GOALS ::
1. Using the description of structure learning algorithms below, decide whether each statement agrees with it. Answer yes or no for each, and quote the deciding words. (a) The PC algorithm begins with a fully connected graph. (b) In this work, the candidate parent set for OrderMCMC is initialized with PC. (c) The OrderMCMC implementation is publicly available.
2. In the description of structure learning algorithms below, why was OrderMCMC chosen as the hybrid representative?

SOURCE ::
★ ★ ★ ★ ★

Peter-Clark (PC): A Constraint-based algorithm. This algorithm starts with the graph fully connected, then uses (conditional) independence tests to iteratively prune edges. The chi-square test with mutual information is used (Spirtes et al., 2000).

Greedy Equivalence Search (GES): A greedy Score-based algorithm, which goes through phases of adding then removing edges where doing so increases the score, alternating until the score no longer improves (Chickering, 1995). A commonly used information theoretic score, the Bayesian Information Criterion (BIC), is used (Schwarz, 1978).

OrderMCMC: A Hybrid algorithm. This optimizes a score in the space of topological node orderings, rather than DAGs. This is an implementation of Markov Chain Monte Carlo method in the topological node ordering space (Friedman and Koller, 2003), based on modifications proposed by Kuipers et al. (2018). Each order is scored by summing the maximum score for each node, out of parent sets falling in the intersection of those permitted by the order and those in a candidate set. This set is typically initialized using a constraint-based method, such as PC, however we instead use pairwise mutual information in an effort to decouple the algorithm’s performance from that of PC. This candidate parent set is greedily expanded to improve recall. This combination of constrained global search with greedy means performance should be lower bounded by GES, but at much higher computation cost. For consistency with the GES algorithm the BIC score is used. We were also interested in a novel application of OrderMCMC using a recently developed score–the Quotient Normalized Maximum Likelihood (qNML) score; we included this to demonstrate differences due to choice of score (Silander et al., 2018).

These algorithms were selected in order to include one of each constraint-based, score-based, and hybrid structure learning algorithms. PC and GES were used as the constraint-based and score-based representatives as they are easily available algorithms, in terms of implementation (Scutari, 2009; Kalainathan and Goudet, 2019). OrderMCMC was used as the hybrid representative as it is the algorithm which is currently employed for the real-world examples in Section 3. The OrderMCMC implementation is currently proprietary; access can be granted from the authors on a per-request basis.

★ ★ ★ ★ ★

SOURCE MATERIAL ::
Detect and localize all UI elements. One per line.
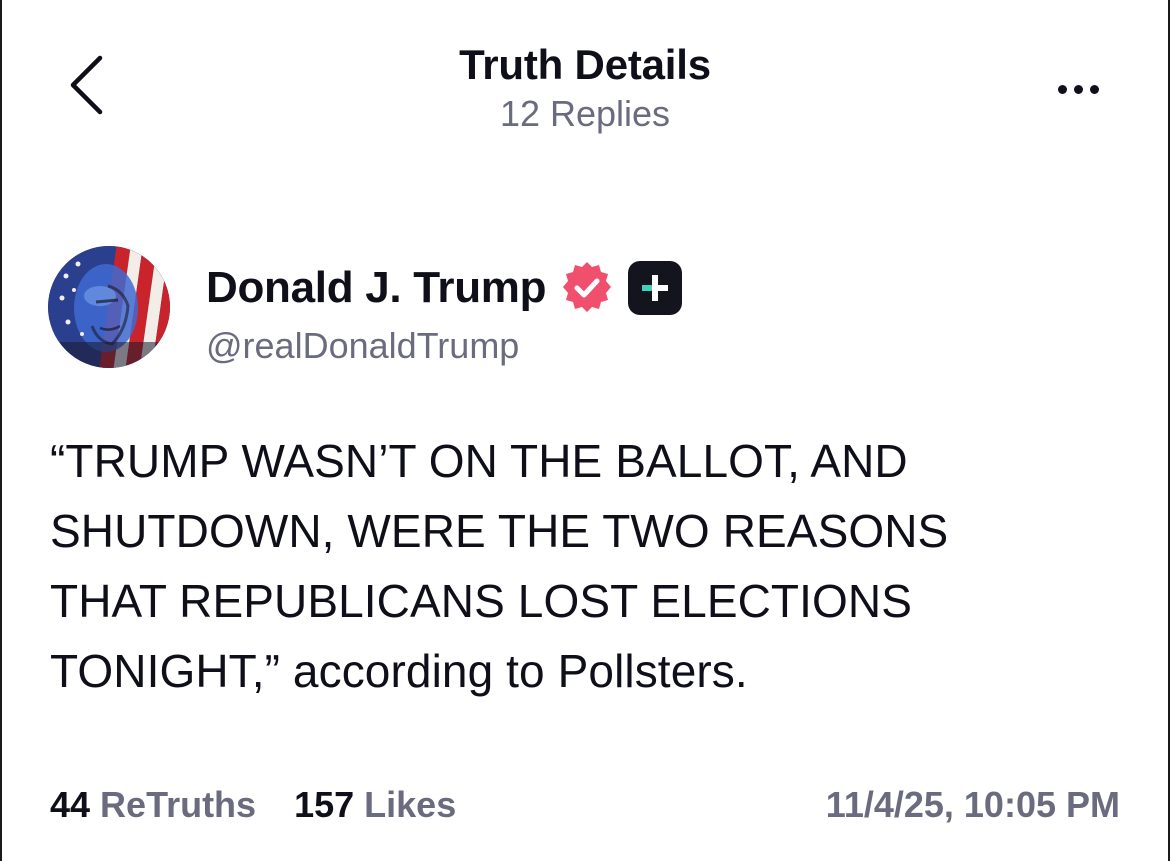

★ ★ ★ ★ ★

ANSWERS TO THE EXERCISE ::
1.
(a) Yes: "This algorithm starts with the graph fully connected"
(b) No: "however we instead use pairwise mutual information in an effort to decouple the algorithm’s performance from that of PC"
(c) No: "The OrderMCMC implementation is currently proprietary; access can be granted from the authors on a per-request basis."

2. It is the algorithm currently employed for the real-world examples in Section 3.